**DATASET RECORDS**
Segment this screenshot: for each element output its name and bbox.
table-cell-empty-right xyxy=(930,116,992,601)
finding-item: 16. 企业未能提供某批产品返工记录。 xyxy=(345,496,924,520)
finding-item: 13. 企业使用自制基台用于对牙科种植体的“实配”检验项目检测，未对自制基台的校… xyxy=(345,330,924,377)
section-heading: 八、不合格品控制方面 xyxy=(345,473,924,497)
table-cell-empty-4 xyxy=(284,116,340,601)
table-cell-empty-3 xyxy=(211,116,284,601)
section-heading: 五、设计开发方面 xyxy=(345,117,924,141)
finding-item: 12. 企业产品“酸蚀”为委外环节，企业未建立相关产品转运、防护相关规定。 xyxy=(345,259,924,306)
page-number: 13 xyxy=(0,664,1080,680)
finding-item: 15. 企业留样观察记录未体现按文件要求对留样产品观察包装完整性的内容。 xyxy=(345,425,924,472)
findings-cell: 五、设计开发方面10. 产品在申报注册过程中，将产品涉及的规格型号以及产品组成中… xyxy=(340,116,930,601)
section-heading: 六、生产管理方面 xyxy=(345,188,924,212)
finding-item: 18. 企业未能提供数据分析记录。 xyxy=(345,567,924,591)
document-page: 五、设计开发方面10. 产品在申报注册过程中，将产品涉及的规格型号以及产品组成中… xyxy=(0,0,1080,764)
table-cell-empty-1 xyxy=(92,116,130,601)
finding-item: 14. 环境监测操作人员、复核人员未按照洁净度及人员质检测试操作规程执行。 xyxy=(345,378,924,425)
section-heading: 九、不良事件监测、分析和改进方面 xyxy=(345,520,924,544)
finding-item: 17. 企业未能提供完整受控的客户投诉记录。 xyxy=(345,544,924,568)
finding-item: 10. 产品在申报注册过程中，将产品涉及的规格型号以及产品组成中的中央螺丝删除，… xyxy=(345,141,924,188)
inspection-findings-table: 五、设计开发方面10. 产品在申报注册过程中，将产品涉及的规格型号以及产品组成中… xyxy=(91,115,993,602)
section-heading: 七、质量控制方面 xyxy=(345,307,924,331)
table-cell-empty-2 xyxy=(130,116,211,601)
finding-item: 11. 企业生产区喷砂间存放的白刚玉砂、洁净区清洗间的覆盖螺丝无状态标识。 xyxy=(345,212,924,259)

**AIM OF THE EXERCISE**
Update the records above by replacing every occurrence of "finding-item" with "finding-entry", and give all the lines again with nothing else changed.

**RESPONSE**
Segment this screenshot: for each element output its name and bbox.
table-cell-empty-right xyxy=(930,116,992,601)
finding-entry: 16. 企业未能提供某批产品返工记录。 xyxy=(345,496,924,520)
finding-entry: 13. 企业使用自制基台用于对牙科种植体的“实配”检验项目检测，未对自制基台的校… xyxy=(345,330,924,377)
section-heading: 八、不合格品控制方面 xyxy=(345,473,924,497)
table-cell-empty-4 xyxy=(284,116,340,601)
table-cell-empty-3 xyxy=(211,116,284,601)
section-heading: 五、设计开发方面 xyxy=(345,117,924,141)
finding-entry: 12. 企业产品“酸蚀”为委外环节，企业未建立相关产品转运、防护相关规定。 xyxy=(345,259,924,306)
page-number: 13 xyxy=(0,664,1080,680)
finding-entry: 15. 企业留样观察记录未体现按文件要求对留样产品观察包装完整性的内容。 xyxy=(345,425,924,472)
findings-cell: 五、设计开发方面10. 产品在申报注册过程中，将产品涉及的规格型号以及产品组成中… xyxy=(340,116,930,601)
section-heading: 六、生产管理方面 xyxy=(345,188,924,212)
finding-entry: 18. 企业未能提供数据分析记录。 xyxy=(345,567,924,591)
document-page: 五、设计开发方面10. 产品在申报注册过程中，将产品涉及的规格型号以及产品组成中… xyxy=(0,0,1080,764)
table-cell-empty-1 xyxy=(92,116,130,601)
finding-entry: 14. 环境监测操作人员、复核人员未按照洁净度及人员质检测试操作规程执行。 xyxy=(345,378,924,425)
section-heading: 九、不良事件监测、分析和改进方面 xyxy=(345,520,924,544)
finding-entry: 17. 企业未能提供完整受控的客户投诉记录。 xyxy=(345,544,924,568)
finding-entry: 10. 产品在申报注册过程中，将产品涉及的规格型号以及产品组成中的中央螺丝删除，… xyxy=(345,141,924,188)
inspection-findings-table: 五、设计开发方面10. 产品在申报注册过程中，将产品涉及的规格型号以及产品组成中… xyxy=(91,115,993,602)
section-heading: 七、质量控制方面 xyxy=(345,307,924,331)
table-cell-empty-2 xyxy=(130,116,211,601)
finding-entry: 11. 企业生产区喷砂间存放的白刚玉砂、洁净区清洗间的覆盖螺丝无状态标识。 xyxy=(345,212,924,259)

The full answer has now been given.